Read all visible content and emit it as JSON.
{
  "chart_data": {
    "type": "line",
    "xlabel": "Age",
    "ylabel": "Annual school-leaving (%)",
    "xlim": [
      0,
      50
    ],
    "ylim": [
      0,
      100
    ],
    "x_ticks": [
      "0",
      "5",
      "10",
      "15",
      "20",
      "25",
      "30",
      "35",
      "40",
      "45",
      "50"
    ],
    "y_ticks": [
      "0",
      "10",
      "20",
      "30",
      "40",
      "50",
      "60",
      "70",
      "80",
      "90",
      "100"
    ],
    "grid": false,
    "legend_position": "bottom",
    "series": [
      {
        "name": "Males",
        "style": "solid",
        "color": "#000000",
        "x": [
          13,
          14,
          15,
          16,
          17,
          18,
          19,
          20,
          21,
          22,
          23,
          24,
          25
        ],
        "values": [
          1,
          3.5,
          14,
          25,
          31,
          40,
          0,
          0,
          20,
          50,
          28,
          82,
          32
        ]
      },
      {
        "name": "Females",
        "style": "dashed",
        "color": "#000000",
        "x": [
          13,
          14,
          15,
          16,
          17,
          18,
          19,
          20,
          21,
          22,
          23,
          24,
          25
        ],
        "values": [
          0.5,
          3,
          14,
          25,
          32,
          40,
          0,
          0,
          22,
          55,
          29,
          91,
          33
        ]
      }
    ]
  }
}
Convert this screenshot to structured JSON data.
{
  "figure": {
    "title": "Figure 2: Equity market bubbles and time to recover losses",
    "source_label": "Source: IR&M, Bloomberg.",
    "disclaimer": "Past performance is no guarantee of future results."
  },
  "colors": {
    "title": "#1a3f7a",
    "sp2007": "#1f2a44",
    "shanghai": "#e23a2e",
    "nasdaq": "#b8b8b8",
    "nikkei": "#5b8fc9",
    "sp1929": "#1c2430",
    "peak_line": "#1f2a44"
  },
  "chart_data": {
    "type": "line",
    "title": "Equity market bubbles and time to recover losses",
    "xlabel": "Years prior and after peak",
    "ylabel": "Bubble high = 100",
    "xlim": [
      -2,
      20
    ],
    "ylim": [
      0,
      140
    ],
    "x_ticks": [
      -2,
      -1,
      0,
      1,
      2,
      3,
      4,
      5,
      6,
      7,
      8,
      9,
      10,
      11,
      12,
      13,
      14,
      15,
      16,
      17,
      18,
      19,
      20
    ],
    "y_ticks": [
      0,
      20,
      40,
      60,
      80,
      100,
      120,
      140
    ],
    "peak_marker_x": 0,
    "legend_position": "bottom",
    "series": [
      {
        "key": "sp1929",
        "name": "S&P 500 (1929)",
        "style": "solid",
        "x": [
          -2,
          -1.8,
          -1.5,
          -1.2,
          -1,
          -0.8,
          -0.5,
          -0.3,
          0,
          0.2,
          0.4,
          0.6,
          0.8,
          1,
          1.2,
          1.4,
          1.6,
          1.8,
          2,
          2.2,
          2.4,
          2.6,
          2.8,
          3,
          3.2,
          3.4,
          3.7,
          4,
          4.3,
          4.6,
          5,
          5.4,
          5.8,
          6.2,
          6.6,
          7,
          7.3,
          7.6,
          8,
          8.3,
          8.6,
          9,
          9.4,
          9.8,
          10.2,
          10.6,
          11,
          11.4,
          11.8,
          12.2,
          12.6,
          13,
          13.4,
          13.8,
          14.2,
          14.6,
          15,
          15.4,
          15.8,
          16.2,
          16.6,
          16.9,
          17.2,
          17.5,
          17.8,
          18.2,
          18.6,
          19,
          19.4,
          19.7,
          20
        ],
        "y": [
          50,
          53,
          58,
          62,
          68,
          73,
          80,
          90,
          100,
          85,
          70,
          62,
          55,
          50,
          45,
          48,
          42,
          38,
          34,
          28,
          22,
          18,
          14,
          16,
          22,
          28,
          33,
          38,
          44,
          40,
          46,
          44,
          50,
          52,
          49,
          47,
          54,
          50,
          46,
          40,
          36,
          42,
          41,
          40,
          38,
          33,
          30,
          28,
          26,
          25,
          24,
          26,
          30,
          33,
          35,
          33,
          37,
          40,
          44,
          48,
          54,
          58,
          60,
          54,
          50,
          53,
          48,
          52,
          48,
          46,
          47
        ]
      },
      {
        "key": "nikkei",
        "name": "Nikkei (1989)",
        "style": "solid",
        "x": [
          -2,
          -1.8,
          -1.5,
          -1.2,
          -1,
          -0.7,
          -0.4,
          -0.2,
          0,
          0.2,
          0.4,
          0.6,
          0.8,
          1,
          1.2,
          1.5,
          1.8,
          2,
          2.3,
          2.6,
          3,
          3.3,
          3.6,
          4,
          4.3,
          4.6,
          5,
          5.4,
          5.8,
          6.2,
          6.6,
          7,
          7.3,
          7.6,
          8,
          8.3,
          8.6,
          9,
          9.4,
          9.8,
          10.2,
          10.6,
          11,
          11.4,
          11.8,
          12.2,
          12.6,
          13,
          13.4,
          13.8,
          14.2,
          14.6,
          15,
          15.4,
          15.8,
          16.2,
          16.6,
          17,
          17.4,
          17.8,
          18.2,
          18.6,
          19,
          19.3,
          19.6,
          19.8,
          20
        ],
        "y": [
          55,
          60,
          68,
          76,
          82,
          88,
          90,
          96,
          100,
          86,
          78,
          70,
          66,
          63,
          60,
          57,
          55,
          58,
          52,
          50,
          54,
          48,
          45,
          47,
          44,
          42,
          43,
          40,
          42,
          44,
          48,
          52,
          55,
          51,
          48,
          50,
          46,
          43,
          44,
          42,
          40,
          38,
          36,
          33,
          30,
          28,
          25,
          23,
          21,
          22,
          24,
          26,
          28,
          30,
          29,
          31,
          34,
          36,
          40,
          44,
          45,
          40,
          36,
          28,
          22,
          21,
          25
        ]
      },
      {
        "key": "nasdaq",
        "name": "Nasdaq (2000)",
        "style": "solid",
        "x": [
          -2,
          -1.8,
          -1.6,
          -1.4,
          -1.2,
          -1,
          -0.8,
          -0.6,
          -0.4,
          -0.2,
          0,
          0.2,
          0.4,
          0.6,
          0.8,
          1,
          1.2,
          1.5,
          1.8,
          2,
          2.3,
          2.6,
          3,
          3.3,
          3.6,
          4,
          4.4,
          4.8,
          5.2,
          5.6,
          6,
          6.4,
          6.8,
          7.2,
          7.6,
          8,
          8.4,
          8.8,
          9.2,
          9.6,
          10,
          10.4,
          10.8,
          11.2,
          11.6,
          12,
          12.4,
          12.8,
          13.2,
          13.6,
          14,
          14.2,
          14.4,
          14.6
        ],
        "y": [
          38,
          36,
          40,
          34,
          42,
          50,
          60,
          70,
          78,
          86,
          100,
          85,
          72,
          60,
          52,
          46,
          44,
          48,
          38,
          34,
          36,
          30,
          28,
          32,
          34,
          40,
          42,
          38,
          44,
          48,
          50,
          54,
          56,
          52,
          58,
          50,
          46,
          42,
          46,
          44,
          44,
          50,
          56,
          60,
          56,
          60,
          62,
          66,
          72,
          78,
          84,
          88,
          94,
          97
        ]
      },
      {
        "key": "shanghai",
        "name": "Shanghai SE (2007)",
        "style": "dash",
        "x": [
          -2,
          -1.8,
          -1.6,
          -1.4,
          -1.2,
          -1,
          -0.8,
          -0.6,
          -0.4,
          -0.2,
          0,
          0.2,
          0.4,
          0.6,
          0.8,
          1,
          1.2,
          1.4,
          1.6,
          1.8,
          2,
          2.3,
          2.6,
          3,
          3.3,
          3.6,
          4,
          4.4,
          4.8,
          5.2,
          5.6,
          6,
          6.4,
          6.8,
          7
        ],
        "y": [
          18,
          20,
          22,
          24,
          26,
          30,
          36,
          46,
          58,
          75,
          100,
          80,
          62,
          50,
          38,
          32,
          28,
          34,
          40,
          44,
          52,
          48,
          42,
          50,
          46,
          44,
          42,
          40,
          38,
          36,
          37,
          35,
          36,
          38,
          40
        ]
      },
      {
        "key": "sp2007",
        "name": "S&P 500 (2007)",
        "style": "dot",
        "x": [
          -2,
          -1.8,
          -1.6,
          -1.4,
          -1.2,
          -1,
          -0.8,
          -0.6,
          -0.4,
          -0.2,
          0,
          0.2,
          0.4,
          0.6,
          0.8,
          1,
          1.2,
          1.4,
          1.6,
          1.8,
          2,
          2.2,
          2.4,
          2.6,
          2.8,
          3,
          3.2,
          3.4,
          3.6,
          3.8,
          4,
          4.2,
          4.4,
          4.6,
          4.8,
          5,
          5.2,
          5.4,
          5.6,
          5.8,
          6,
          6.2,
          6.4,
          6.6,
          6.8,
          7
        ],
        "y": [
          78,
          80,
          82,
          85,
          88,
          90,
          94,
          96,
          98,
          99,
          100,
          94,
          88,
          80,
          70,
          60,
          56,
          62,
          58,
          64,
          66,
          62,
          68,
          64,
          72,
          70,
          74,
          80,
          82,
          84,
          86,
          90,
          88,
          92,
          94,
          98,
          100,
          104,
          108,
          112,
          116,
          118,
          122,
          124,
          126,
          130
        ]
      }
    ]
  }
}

# REQUIRED WORK
Show, from the material above, each line that includes the string "bubbles".

# EXERCISE SOLUTION
    "title": "Figure 2: Equity market bubbles and time to recover losses",
    "title": "Equity market bubbles and time to recover losses",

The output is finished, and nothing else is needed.